## EXERCISE INSTRUCTIONS:
Leave out every picture and restate word for word the lines from the one with "What's the underlying" to the final line.

Extracted records:

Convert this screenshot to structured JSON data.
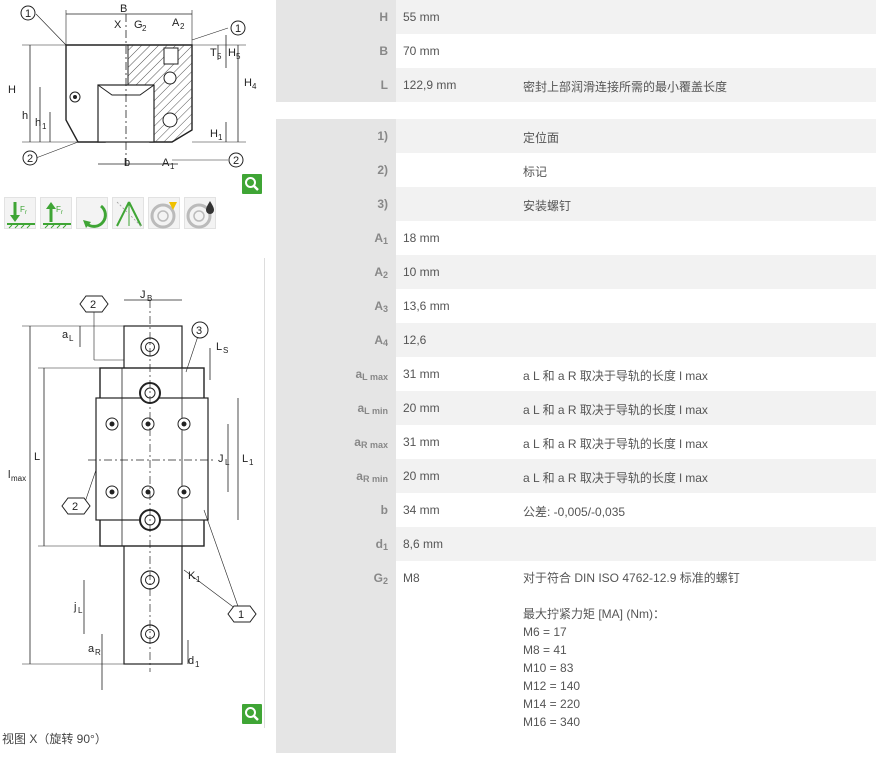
{
  "caption": "视图 X（旋转 90°）",
  "drawing1": {
    "labels": [
      "B",
      "X",
      "G",
      "2",
      "A",
      "2",
      "H",
      "h",
      "h",
      "1",
      "b",
      "A",
      "1",
      "T",
      "5",
      "H",
      "5",
      "H",
      "4",
      "H",
      "1"
    ],
    "callouts": [
      "1",
      "2",
      "2",
      "1"
    ]
  },
  "drawing2": {
    "labels": [
      "J",
      "B",
      "a",
      "L",
      "L",
      "S",
      "l",
      "max",
      "L",
      "J",
      "L",
      "L",
      "1",
      "K",
      "1",
      "j",
      "L",
      "a",
      "R",
      "d",
      "1"
    ],
    "callouts": [
      "2",
      "3",
      "2",
      "1"
    ]
  },
  "icons": [
    {
      "name": "radial-load-down-icon",
      "text": "Fr"
    },
    {
      "name": "radial-load-up-icon",
      "text": "Fr"
    },
    {
      "name": "moment-load-icon",
      "text": ""
    },
    {
      "name": "rigidity-icon",
      "text": ""
    },
    {
      "name": "speed-icon",
      "text": ""
    },
    {
      "name": "lubrication-icon",
      "text": ""
    }
  ],
  "table1": [
    {
      "key": "H",
      "sub": "",
      "value": "55  mm",
      "note": ""
    },
    {
      "key": "B",
      "sub": "",
      "value": "70  mm",
      "note": ""
    },
    {
      "key": "L",
      "sub": "",
      "value": "122,9  mm",
      "note": "密封上部润滑连接所需的最小覆盖长度"
    }
  ],
  "table2": [
    {
      "key": "1)",
      "sub": "",
      "value": "",
      "note": "定位面"
    },
    {
      "key": "2)",
      "sub": "",
      "value": "",
      "note": "标记"
    },
    {
      "key": "3)",
      "sub": "",
      "value": "",
      "note": "安装螺钉"
    },
    {
      "key": "A",
      "sub": "1",
      "value": "18  mm",
      "note": ""
    },
    {
      "key": "A",
      "sub": "2",
      "value": "10  mm",
      "note": ""
    },
    {
      "key": "A",
      "sub": "3",
      "value": "13,6  mm",
      "note": ""
    },
    {
      "key": "A",
      "sub": "4",
      "value": "12,6",
      "note": ""
    },
    {
      "key": "a",
      "sub": "L max",
      "value": "31  mm",
      "note": "a L 和 a R 取决于导轨的长度 l max"
    },
    {
      "key": "a",
      "sub": "L min",
      "value": "20  mm",
      "note": "a L 和 a R 取决于导轨的长度 l max"
    },
    {
      "key": "a",
      "sub": "R max",
      "value": "31  mm",
      "note": "a L 和 a R 取决于导轨的长度 l max"
    },
    {
      "key": "a",
      "sub": "R min",
      "value": "20  mm",
      "note": "a L 和 a R 取决于导轨的长度 l max"
    },
    {
      "key": "b",
      "sub": "",
      "value": "34  mm",
      "note": "公差: -0,005/-0,035"
    },
    {
      "key": "d",
      "sub": "1",
      "value": "8,6  mm",
      "note": ""
    }
  ],
  "g2": {
    "key": "G",
    "sub": "2",
    "value": "M8",
    "lines": [
      "对于符合 DIN ISO 4762-12.9 标准的螺钉",
      "",
      "最大拧紧力矩 [MA] (Nm)：",
      "M6 = 17",
      "M8 = 41",
      "M10 = 83",
      "M12 = 140",
      "M14 = 220",
      "M16 = 340"
    ]
  }
}
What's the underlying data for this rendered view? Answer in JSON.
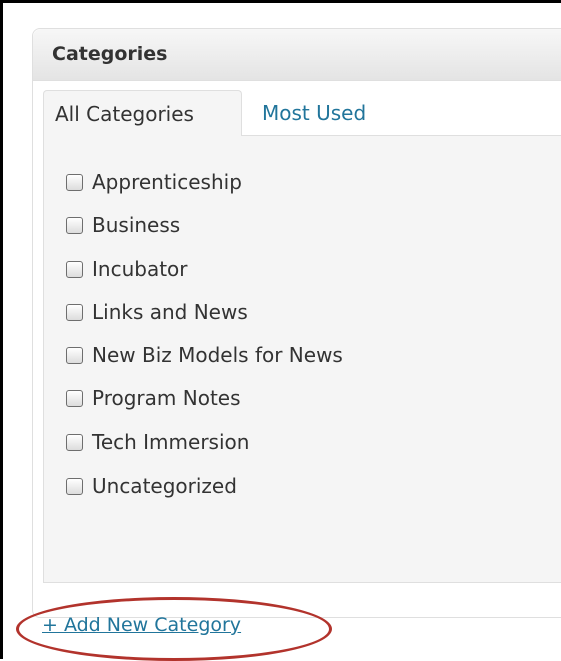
{
  "box": {
    "title": "Categories"
  },
  "tabs": [
    {
      "label": "All Categories",
      "active": true
    },
    {
      "label": "Most Used",
      "active": false
    }
  ],
  "categories": [
    {
      "label": "Apprenticeship",
      "checked": false
    },
    {
      "label": "Business",
      "checked": false
    },
    {
      "label": "Incubator",
      "checked": false
    },
    {
      "label": "Links and News",
      "checked": false
    },
    {
      "label": "New Biz Models for News",
      "checked": false
    },
    {
      "label": "Program Notes",
      "checked": false
    },
    {
      "label": "Tech Immersion",
      "checked": false
    },
    {
      "label": "Uncategorized",
      "checked": false
    }
  ],
  "add_new": {
    "label": "+ Add New Category"
  },
  "colors": {
    "link": "#21759b",
    "highlight": "#b2332c"
  }
}
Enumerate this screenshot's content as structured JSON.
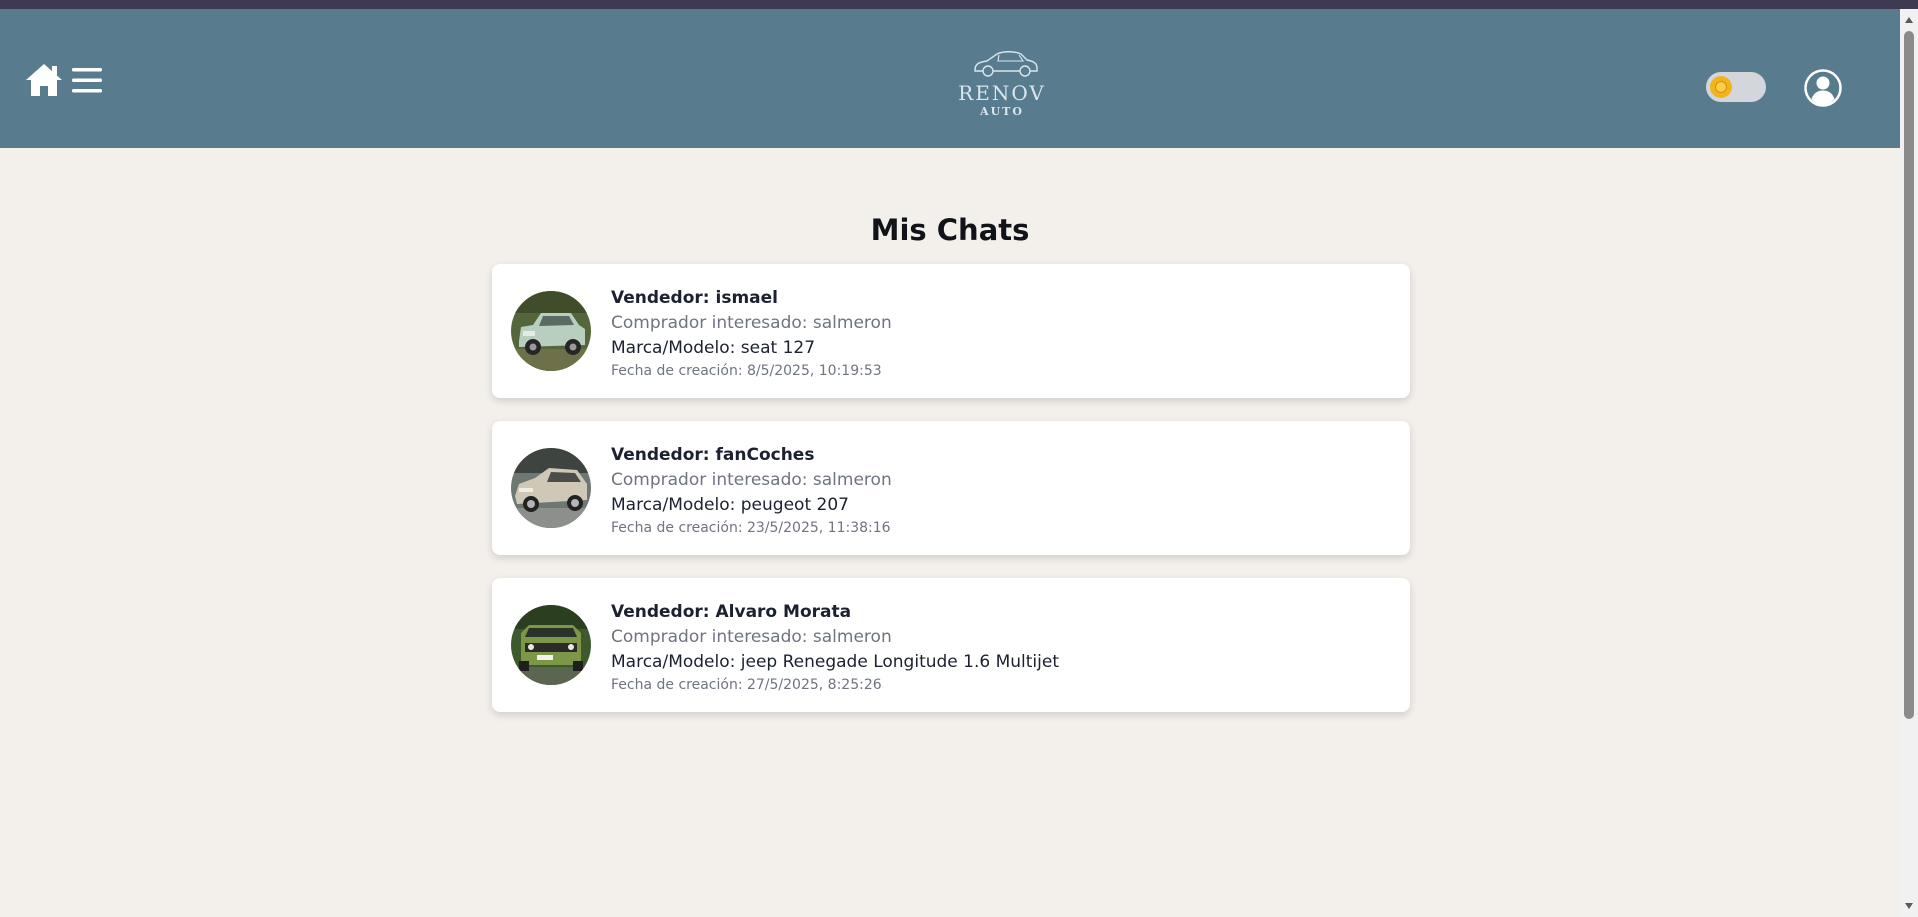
{
  "header": {
    "logo_brand": "RENOV",
    "logo_sub": "AUTO",
    "home_icon": "home-icon",
    "menu_icon": "hamburger-menu-icon",
    "profile_icon": "user-profile-icon",
    "theme_toggle_icon": "sun-icon",
    "theme_toggle_state": "light",
    "colors": {
      "navbar_bg": "#587c8e",
      "page_bg": "#f3efeb",
      "toggle_knob": "#f1b51b"
    }
  },
  "main": {
    "title": "Mis Chats",
    "chats": [
      {
        "seller": "Vendedor: ismael",
        "buyer": "Comprador interesado: salmeron",
        "model": "Marca/Modelo: seat 127",
        "created": "Fecha de creación: 8/5/2025, 10:19:53",
        "thumb_icon": "car-photo-seat-127"
      },
      {
        "seller": "Vendedor: fanCoches",
        "buyer": "Comprador interesado: salmeron",
        "model": "Marca/Modelo: peugeot 207",
        "created": "Fecha de creación: 23/5/2025, 11:38:16",
        "thumb_icon": "car-photo-peugeot-207"
      },
      {
        "seller": "Vendedor: Alvaro Morata",
        "buyer": "Comprador interesado: salmeron",
        "model": "Marca/Modelo: jeep Renegade Longitude 1.6 Multijet",
        "created": "Fecha de creación: 27/5/2025, 8:25:26",
        "thumb_icon": "car-photo-jeep-renegade"
      }
    ]
  }
}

## RESPONSE TO THE EXERCISE:
What's the underlying data for this rendered view? Answer in JSON.
{
  "box": {
    "title": "Categories"
  },
  "tabs": [
    {
      "label": "All Categories",
      "active": true
    },
    {
      "label": "Most Used",
      "active": false
    }
  ],
  "categories": [
    {
      "label": "Apprenticeship",
      "checked": false
    },
    {
      "label": "Business",
      "checked": false
    },
    {
      "label": "Incubator",
      "checked": false
    },
    {
      "label": "Links and News",
      "checked": false
    },
    {
      "label": "New Biz Models for News",
      "checked": false
    },
    {
      "label": "Program Notes",
      "checked": false
    },
    {
      "label": "Tech Immersion",
      "checked": false
    },
    {
      "label": "Uncategorized",
      "checked": false
    }
  ],
  "add_new": {
    "label": "+ Add New Category"
  },
  "colors": {
    "link": "#21759b",
    "highlight": "#b2332c"
  }
}
Enumerate this screenshot's content as structured JSON.
{
  "header": {
    "logo_brand": "RENOV",
    "logo_sub": "AUTO",
    "home_icon": "home-icon",
    "menu_icon": "hamburger-menu-icon",
    "profile_icon": "user-profile-icon",
    "theme_toggle_icon": "sun-icon",
    "theme_toggle_state": "light",
    "colors": {
      "navbar_bg": "#587c8e",
      "page_bg": "#f3efeb",
      "toggle_knob": "#f1b51b"
    }
  },
  "main": {
    "title": "Mis Chats",
    "chats": [
      {
        "seller": "Vendedor: ismael",
        "buyer": "Comprador interesado: salmeron",
        "model": "Marca/Modelo: seat 127",
        "created": "Fecha de creación: 8/5/2025, 10:19:53",
        "thumb_icon": "car-photo-seat-127"
      },
      {
        "seller": "Vendedor: fanCoches",
        "buyer": "Comprador interesado: salmeron",
        "model": "Marca/Modelo: peugeot 207",
        "created": "Fecha de creación: 23/5/2025, 11:38:16",
        "thumb_icon": "car-photo-peugeot-207"
      },
      {
        "seller": "Vendedor: Alvaro Morata",
        "buyer": "Comprador interesado: salmeron",
        "model": "Marca/Modelo: jeep Renegade Longitude 1.6 Multijet",
        "created": "Fecha de creación: 27/5/2025, 8:25:26",
        "thumb_icon": "car-photo-jeep-renegade"
      }
    ]
  }
}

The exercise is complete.